> **EXERCISE PROMPT**:
Retype the whole listing, please, keeping every line exact and dropping the pictures.

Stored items
_ _ _ _ _ _ _
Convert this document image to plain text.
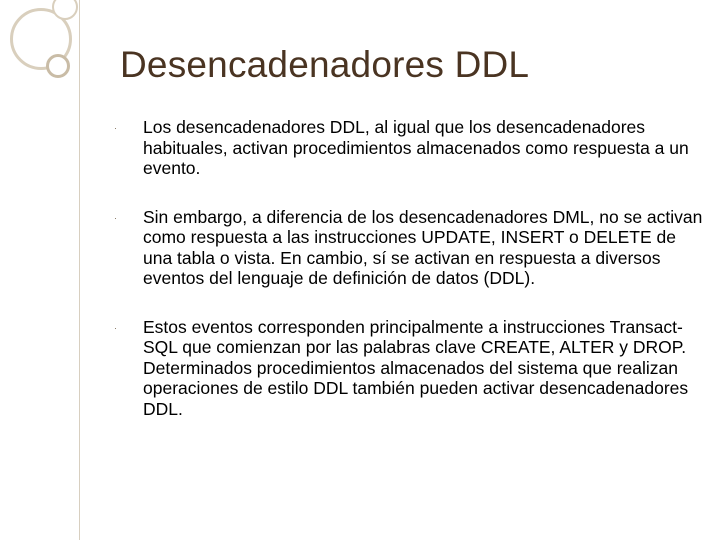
Desencadenadores DDL
· Los desencadenadores DDL, al igual que los desencadenadores habituales, activan procedimientos almacenados como respuesta a un evento.
· Sin embargo, a diferencia de los desencadenadores DML, no se activan como respuesta a las instrucciones UPDATE, INSERT o DELETE de una tabla o vista. En cambio, sí se activan en respuesta a diversos eventos del lenguaje de definición de datos (DDL).
· Estos eventos corresponden principalmente a instrucciones Transact-SQL que comienzan por las palabras clave CREATE, ALTER y DROP. Determinados procedimientos almacenados del sistema que realizan operaciones de estilo DDL también pueden activar desencadenadores DDL.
_ _ _ _ _ _ _
> **RESULT FOR THIS TASK**:
Convert this document image to plain text.
Desencadenadores DDL
· Los desencadenadores DDL, al igual que los desencadenadores habituales, activan procedimientos almacenados como respuesta a un evento.
· Sin embargo, a diferencia de los desencadenadores DML, no se activan como respuesta a las instrucciones UPDATE, INSERT o DELETE de una tabla o vista. En cambio, sí se activan en respuesta a diversos eventos del lenguaje de definición de datos (DDL).
· Estos eventos corresponden principalmente a instrucciones Transact-SQL que comienzan por las palabras clave CREATE, ALTER y DROP. Determinados procedimientos almacenados del sistema que realizan operaciones de estilo DDL también pueden activar desencadenadores DDL.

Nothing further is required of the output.